Divisés afin que le monde croie

 

 

Un slogan oecuménique

Depuis les débuts de l'œcuménisme, les partisans d'une unification des églises ne cessent de citer la parole de Jésus dans la prière dite "sacerdotale" (Jn 17, 21) : « qu'ils soient un afin que le monde croie ». Et ils commentent : « La division des chrétiens est un scandale qui détourne beaucoup de gens de l'évangile. Notre témoignage serait bien plus fort et aurait de meilleurs résultats si nous formions une seule et même église ». Ce discours a pour intention et effet de culpabiliser. La diversité chrétienne et la pluralité des églises seraient une faute contre l'amour fraternel, une désobéissance au souhait ou au commandement du Christ, et un obstacle dans l'accomplissement de la mission évangélisatrice. Elles seraient responsables, au moins en partie, de la sécularisation de notre monde et de l'incroyance répandue parmi nos contemporains.

Ces propos, tenus avec une sincérité que je ne mets pas en doute, ne sont ni justes, ni sérieux.

Citer à bon escient  

D'abord, ils font une utilisation abusive de paroles de Jésus. Ils en détournent et en tordent le sens. Souvent, en général sans s'en rendre compte (ce qui n'excuse rien, ni ne légitime ces interprétations), on « sollicite » des textes bibliques pour les appliquer à des situations contemporaines sans rapport avec celles où ils ont été écrits. Ces paroles de Jésus n'ont rien à voir avec l'unité des églises. Pour s'en apercevoir, il suffit de les lire dans leur contexte. Ce n'est pas leur appartenance à une église unique qui fait que les disciples sont « uns », mais leur commune référence à la « parole ». Il s'agit de la recevoir et non de se grouper à l'intérieur d'une seule et même organisation paroissiale ou dénominationnelle.

_Contenu des données_
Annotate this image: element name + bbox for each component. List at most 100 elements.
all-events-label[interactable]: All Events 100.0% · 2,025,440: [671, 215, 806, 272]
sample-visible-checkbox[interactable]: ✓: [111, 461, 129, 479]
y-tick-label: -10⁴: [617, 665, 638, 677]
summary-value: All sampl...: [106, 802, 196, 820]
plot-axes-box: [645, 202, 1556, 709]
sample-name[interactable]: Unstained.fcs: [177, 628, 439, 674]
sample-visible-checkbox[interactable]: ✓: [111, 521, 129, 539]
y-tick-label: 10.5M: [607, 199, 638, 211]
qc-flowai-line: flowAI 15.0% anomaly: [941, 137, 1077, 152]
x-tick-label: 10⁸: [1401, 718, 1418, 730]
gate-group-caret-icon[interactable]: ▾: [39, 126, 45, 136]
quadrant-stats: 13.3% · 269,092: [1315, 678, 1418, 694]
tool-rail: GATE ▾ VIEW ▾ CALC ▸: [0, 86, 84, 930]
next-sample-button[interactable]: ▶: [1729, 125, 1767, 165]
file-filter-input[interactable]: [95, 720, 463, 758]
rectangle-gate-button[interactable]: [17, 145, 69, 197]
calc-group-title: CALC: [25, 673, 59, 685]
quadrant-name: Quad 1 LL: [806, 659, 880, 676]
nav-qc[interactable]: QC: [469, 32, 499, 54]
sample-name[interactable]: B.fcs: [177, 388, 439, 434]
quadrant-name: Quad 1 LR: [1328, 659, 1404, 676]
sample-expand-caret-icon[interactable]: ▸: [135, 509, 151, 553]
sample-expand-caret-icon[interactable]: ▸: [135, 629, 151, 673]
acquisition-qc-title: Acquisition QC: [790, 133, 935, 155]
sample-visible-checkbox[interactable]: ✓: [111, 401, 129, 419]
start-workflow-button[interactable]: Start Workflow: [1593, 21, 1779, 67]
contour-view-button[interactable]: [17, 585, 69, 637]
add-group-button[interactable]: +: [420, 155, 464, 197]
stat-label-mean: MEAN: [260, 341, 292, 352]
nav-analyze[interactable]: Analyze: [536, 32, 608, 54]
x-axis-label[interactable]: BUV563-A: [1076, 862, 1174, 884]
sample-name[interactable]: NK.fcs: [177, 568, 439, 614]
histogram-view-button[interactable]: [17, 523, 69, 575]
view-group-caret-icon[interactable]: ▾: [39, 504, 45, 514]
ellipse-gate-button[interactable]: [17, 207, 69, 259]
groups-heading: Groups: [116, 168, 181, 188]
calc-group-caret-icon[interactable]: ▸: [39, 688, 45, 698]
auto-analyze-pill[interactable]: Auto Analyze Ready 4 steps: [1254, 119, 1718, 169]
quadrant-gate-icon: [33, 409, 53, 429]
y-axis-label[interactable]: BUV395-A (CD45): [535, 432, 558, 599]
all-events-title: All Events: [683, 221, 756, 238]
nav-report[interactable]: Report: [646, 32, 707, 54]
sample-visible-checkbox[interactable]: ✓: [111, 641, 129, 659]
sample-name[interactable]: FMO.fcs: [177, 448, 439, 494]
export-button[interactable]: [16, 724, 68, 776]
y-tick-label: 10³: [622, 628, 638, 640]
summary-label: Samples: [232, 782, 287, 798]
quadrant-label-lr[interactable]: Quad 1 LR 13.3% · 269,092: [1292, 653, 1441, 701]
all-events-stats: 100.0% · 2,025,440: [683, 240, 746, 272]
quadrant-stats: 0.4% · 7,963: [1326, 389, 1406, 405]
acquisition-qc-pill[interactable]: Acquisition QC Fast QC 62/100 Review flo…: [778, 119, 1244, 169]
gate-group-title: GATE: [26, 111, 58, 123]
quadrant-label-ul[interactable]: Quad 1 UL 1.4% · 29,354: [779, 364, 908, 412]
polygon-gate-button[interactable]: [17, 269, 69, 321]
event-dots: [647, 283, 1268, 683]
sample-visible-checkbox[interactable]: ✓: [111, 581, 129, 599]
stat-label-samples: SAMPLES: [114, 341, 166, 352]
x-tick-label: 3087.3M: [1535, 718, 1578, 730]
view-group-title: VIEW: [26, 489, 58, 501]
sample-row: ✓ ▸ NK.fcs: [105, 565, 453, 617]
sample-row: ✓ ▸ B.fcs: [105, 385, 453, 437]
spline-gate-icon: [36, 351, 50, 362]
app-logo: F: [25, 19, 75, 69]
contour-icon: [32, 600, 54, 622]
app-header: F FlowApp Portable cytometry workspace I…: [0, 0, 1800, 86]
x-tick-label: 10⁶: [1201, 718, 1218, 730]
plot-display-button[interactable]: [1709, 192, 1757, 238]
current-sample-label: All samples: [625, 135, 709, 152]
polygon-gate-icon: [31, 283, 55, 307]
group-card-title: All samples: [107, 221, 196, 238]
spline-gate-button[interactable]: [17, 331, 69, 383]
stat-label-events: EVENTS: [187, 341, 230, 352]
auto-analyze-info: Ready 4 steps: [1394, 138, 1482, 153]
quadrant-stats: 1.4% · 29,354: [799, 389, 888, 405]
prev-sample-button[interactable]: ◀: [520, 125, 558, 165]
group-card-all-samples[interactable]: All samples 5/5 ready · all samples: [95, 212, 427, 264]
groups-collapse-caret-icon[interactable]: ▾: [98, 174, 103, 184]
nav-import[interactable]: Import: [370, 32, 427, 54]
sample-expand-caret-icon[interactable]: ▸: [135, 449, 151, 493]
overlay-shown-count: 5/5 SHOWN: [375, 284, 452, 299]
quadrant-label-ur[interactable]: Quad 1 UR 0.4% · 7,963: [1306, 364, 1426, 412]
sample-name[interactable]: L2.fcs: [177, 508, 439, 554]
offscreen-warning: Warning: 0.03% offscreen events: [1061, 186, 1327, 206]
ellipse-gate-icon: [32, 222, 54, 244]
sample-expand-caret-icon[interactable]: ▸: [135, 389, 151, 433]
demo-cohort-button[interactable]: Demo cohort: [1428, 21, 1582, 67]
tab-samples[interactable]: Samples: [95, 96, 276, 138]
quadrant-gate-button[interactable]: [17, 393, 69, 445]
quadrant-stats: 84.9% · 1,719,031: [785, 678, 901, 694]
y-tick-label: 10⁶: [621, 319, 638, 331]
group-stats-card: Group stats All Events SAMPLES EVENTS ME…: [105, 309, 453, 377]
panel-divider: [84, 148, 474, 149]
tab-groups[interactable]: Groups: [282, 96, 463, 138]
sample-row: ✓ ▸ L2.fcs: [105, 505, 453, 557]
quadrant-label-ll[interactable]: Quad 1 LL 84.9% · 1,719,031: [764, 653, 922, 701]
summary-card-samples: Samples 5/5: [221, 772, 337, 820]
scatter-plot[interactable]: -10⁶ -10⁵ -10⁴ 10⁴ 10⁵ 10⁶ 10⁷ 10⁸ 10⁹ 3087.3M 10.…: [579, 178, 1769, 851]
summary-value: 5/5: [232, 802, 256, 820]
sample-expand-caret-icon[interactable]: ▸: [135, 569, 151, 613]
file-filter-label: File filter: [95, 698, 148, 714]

_Énoncé de la consigne_
Restituez sans la moindre modification le passage de l'extrait sur l'unité des églises en commençant par « Un slogan oecuménique » et en allant jusqu'à « parmi nos contemporains. ».

_Résultat de l'exercice_
Un slogan oecuménique

Depuis les débuts de l'œcuménisme, les partisans d'une unification des églises ne cessent de citer la parole de Jésus dans la prière dite "sacerdotale" (Jn 17, 21) : « qu'ils soient un afin que le monde croie ». Et ils commentent : « La division des chrétiens est un scandale qui détourne beaucoup de gens de l'évangile. Notre témoignage serait bien plus fort et aurait de meilleurs résultats si nous formions une seule et même église ». Ce discours a pour intention et effet de culpabiliser. La diversité chrétienne et la pluralité des églises seraient une faute contre l'amour fraternel, une désobéissance au souhait ou au commandement du Christ, et un obstacle dans l'accomplissement de la mission évangélisatrice. Elles seraient responsables, au moins en partie, de la sécularisation de notre monde et de l'incroyance répandue parmi nos contemporains.